> [Supplied passage]
There are signs, indeed, even at this period, that Fielding could be moved by higher aims. The most successful of his plays was the Miser, produced in 1732, which follows very closely the lines of Molière. The first three acts, indeed, are little more than a translation; though in the conclusion he departs widely from his original. Perhaps we may say that Molière's brilliancy is a little dimmed by transmission through the coarser medium of Fielding's English. Yet he has thrown himself thoroughly into the spirit of the writer; and, if he introduces needless complexity in compliance with the tastes of his audience, he must have credit for bringing about the catastrophe naturally without the violent introduction of a romantic incident, which seems rather incongruous in Molière. Indeed, the original as well as the borrowed part, is by far the most spirited of Fielding's dramatic writings, and might be taken to imply that he had found the true and right mode of employing his talents.

The prologue, written by a friend, probably expresses Fielding's theories. "Our modern bards," it declares, are content to retail the quibbles which they have picked up at assemblies and in the park.

"Thus, without characters from nature got,
Without a moral and without a plot,

A dull collection of insipid jokes,

Some stole from conversations, some from books,
Provided lords and ladies give 'em vent

We call high comedy, and seem content."

Fielding is going to give them Molière as a contrast to all this; Molière "who Nature's inmost secrets knew," and who, in short, drew real men and women. Undoubtedly Fielding could have done good service, if he could have substituted the bright, vivid presentation of character so admirably achieved in the Miser, for the confused huddle of would-be witticisms struck out by the perplexing collisions of the characters in the plays which represent the decline of the English artificial comedy. In fact, however, Fielding never succeeded in producing original dramas of any merit, though he showed the virtue, in which no man was ever more conspicuous, of appreciating really high excellence in his predecessors. He made, indeed, one attempt which deserves a moment's notice. The play called the Good-Natured Man-whose strange fortunes have been already noticed-and afterwards called the Fathers, the original title having been occupied by Goldsmith, is apparently one of his most careful pieces of work. It deals with one of his favourite themes. The worthy Hawkins sums up the merits of Fielding by saying that he was "the inventor of that cant phrase goodness of heart, which is every day used as a substitute for probity, and means little more than the virtue of a horse or a dog; in short, he has done more towards corrupting the rising generation than any writer we know of." Fielding certainly admired "goodness of heart," and this play is a study of one of its manifestations. The good-natured man is bullied by his wife and children in consequence of his weakness; and a designing neighbour tries to take advantage of him, and especially to trick him into a preposterous settlement upon a double marriage which is to take place between their children. The good-natured man, however, has real spirit; and with the help of a worldly-wise brother exposes the selfishness of his neighbour and his neighbour's son and daughter, and the comedy ends rather oddly, not by the

arrangement of a marriage, but by a defeat of the schemes which were to have ended in marriage. This reversal of the natural dramatic order of things would, one supposes, have a rather odd effect upon the stage. The whole play, however, has the more fatal fault of being indisputably heavy; and raises more distinctly than any other the question of Fielding's capacity for dramatic writing. The situation in itself seems to be a striking one; and if the characters had been painted as forcibly as those in Tom Jones or Joseph Andrews, and the incidents skilfully devised, there are the materials for a really good comedy of character. But it seems that the method is uncongenial. Fielding cares too little for concentration; he likes to be didactic and to speak for himself instead of letting his characters speak for him. There is a certain clumsiness about his style, or, if clumsiness be too strong a phrase, a want of the dexterity which is able to give just the telling situations without setting forth at full length all the reflections which suggest themselves. At any rate, he does not appear to be at his ease; and the fetters of dramatic convention stiffen his gait and take the vivacity out of his portraits. The play, therefore, deserves notice only as a proof that he could occasionally aim at a serious piece of work.

> [Records provided]
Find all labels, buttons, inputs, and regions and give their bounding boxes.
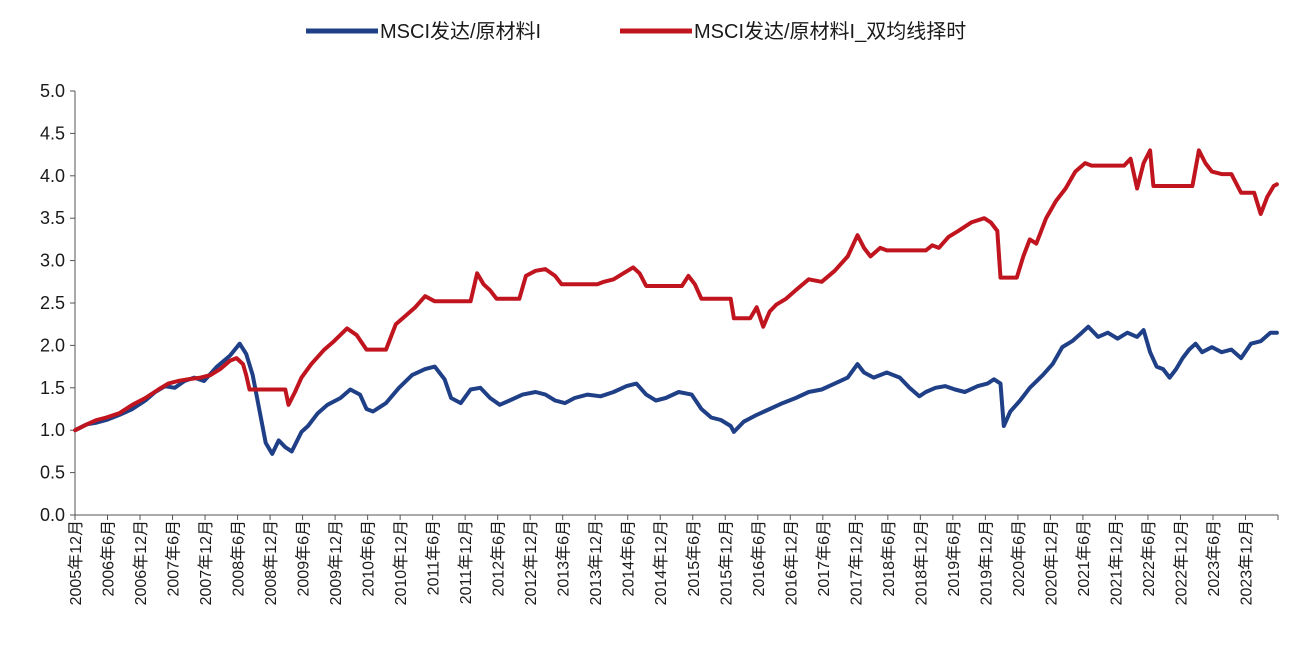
x-tick-label: 2016年12月 [782, 520, 800, 605]
x-tick-label: 2005年12月 [67, 520, 85, 605]
x-tick-label: 2020年12月 [1042, 520, 1060, 605]
x-tick-label: 2013年6月 [555, 520, 573, 597]
x-tick-label: 2009年6月 [295, 520, 313, 597]
x-tick-label: 2020年6月 [1010, 520, 1028, 597]
x-tick-label: 2007年6月 [165, 520, 183, 597]
x-tick-label: 2021年6月 [1075, 520, 1093, 597]
x-tick-label: 2009年12月 [327, 520, 345, 605]
series-line-1 [73, 324, 1279, 456]
x-tick-label: 2019年6月 [945, 520, 963, 597]
x-tick-label: 2012年6月 [490, 520, 508, 597]
y-tick-label: 4.0 [40, 166, 65, 186]
y-tick-label: 4.5 [40, 123, 65, 143]
x-tick-label: 2014年6月 [620, 520, 638, 597]
x-tick-label: 2019年12月 [977, 520, 995, 605]
y-tick-label: 2.0 [40, 335, 65, 355]
x-tick-label: 2015年12月 [717, 520, 735, 605]
x-tick-label: 2022年12月 [1172, 520, 1190, 605]
legend-label-2: MSCI发达/原材料I_双均线择时 [694, 20, 966, 43]
legend-label-1: MSCI发达/原材料I [380, 20, 541, 43]
y-tick-label: 0.0 [40, 505, 65, 525]
x-tick-label: 2012年12月 [522, 520, 540, 605]
x-tick-label: 2014年12月 [652, 520, 670, 605]
x-tick-label: 2011年12月 [457, 520, 475, 604]
axes: 0.0 0.5 1.0 1.5 2.0 2.5 3.0 3.5 4.0 4.5 5.0 2005年12… [40, 81, 1279, 605]
x-tick-label: 2022年6月 [1140, 520, 1158, 597]
legend-item-2: MSCI发达/原材料I_双均线择时 [620, 20, 966, 43]
series-line-2 [73, 148, 1279, 433]
x-tick-label: 2018年6月 [880, 520, 898, 597]
x-tick-label: 2023年12月 [1237, 520, 1255, 605]
x-tick-label: 2011年6月 [425, 520, 443, 595]
legend-item-1: MSCI发达/原材料I [306, 20, 541, 43]
x-tick-label: 2008年6月 [230, 520, 248, 597]
legend: MSCI发达/原材料I MSCI发达/原材料I_双均线择时 [306, 20, 966, 43]
x-tick-label: 2008年12月 [262, 520, 280, 605]
x-tick-label: 2015年6月 [685, 520, 703, 597]
y-tick-label: 5.0 [40, 81, 65, 101]
x-tick-label: 2006年12月 [132, 520, 150, 605]
x-tick-label: 2023年6月 [1205, 520, 1223, 597]
x-tick-label: 2017年6月 [815, 520, 833, 597]
x-tick-label: 2017年12月 [847, 520, 865, 605]
y-tick-label: 1.0 [40, 420, 65, 440]
y-tick-label: 3.5 [40, 208, 65, 228]
x-tick-label: 2007年12月 [197, 520, 215, 605]
x-tick-label: 2006年6月 [100, 520, 118, 597]
x-tick-label: 2010年12月 [392, 520, 410, 605]
x-tick-label: 2013年12月 [587, 520, 605, 605]
plot-area [73, 148, 1279, 456]
y-tick-label: 1.5 [40, 378, 65, 398]
x-tick-label: 2018年12月 [912, 520, 930, 605]
x-tick-label: 2010年6月 [360, 520, 378, 597]
y-tick-label: 2.5 [40, 293, 65, 313]
x-tick-label: 2016年6月 [750, 520, 768, 597]
x-tick-label: 2021年12月 [1107, 520, 1125, 605]
y-tick-label: 3.0 [40, 251, 65, 271]
y-tick-label: 0.5 [40, 463, 65, 483]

> [Tasks and exercises]
1. In the passage on Fielding's plays, what title was the Good-Natured Man given afterwards?
2. In the rows, copy the lines exactly, starting at the line that contains "x-tick-label: 2016年12月 [782, 520, 800, 605]" and stopping after the line that contains "y-tick-label: 4.5 [40, 123, 65, 143]".

> [Responses by task]
1. It was afterwards called the Fathers.

2.
x-tick-label: 2016年12月 [782, 520, 800, 605]
x-tick-label: 2005年12月 [67, 520, 85, 605]
x-tick-label: 2020年12月 [1042, 520, 1060, 605]
x-tick-label: 2013年6月 [555, 520, 573, 597]
x-tick-label: 2009年6月 [295, 520, 313, 597]
x-tick-label: 2020年6月 [1010, 520, 1028, 597]
x-tick-label: 2007年6月 [165, 520, 183, 597]
x-tick-label: 2021年6月 [1075, 520, 1093, 597]
x-tick-label: 2009年12月 [327, 520, 345, 605]
series-line-1 [73, 324, 1279, 456]
x-tick-label: 2019年6月 [945, 520, 963, 597]
x-tick-label: 2012年6月 [490, 520, 508, 597]
y-tick-label: 4.0 [40, 166, 65, 186]
y-tick-label: 4.5 [40, 123, 65, 143]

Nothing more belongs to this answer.